+++ Data in this exercise

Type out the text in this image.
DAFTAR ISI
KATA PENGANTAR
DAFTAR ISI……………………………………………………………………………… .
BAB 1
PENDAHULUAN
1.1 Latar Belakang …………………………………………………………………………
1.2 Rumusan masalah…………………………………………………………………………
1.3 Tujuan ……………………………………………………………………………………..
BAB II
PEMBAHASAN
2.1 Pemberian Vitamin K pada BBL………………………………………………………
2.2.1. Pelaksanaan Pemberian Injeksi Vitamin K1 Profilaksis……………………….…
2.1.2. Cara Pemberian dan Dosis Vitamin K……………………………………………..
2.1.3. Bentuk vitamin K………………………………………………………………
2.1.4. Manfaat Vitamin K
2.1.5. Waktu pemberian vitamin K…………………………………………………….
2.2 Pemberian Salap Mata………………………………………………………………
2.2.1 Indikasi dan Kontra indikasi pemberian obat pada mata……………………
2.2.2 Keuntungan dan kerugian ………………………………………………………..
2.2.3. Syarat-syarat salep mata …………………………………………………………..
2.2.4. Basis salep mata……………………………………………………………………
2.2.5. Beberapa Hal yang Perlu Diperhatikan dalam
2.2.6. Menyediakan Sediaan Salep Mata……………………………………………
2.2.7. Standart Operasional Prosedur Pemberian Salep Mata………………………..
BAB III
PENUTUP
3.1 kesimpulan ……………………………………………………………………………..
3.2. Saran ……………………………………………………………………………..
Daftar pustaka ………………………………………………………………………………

++++++

Requirements - Write out the full listing, keeping every line exactly as it is.

The result -
Type out the text in this image.
DAFTAR ISI
KATA PENGANTAR
DAFTAR ISI……………………………………………………………………………… .
BAB 1
PENDAHULUAN
1.1 Latar Belakang …………………………………………………………………………
1.2 Rumusan masalah…………………………………………………………………………
1.3 Tujuan ……………………………………………………………………………………..
BAB II
PEMBAHASAN
2.1 Pemberian Vitamin K pada BBL………………………………………………………
2.2.1. Pelaksanaan Pemberian Injeksi Vitamin K1 Profilaksis……………………….…
2.1.2. Cara Pemberian dan Dosis Vitamin K……………………………………………..
2.1.3. Bentuk vitamin K………………………………………………………………
2.1.4. Manfaat Vitamin K
2.1.5. Waktu pemberian vitamin K…………………………………………………….
2.2 Pemberian Salap Mata………………………………………………………………
2.2.1 Indikasi dan Kontra indikasi pemberian obat pada mata……………………
2.2.2 Keuntungan dan kerugian ………………………………………………………..
2.2.3. Syarat-syarat salep mata …………………………………………………………..
2.2.4. Basis salep mata……………………………………………………………………
2.2.5. Beberapa Hal yang Perlu Diperhatikan dalam
2.2.6. Menyediakan Sediaan Salep Mata……………………………………………
2.2.7. Standart Operasional Prosedur Pemberian Salep Mata………………………..
BAB III
PENUTUP
3.1 kesimpulan ……………………………………………………………………………..
3.2. Saran ……………………………………………………………………………..
Daftar pustaka ………………………………………………………………………………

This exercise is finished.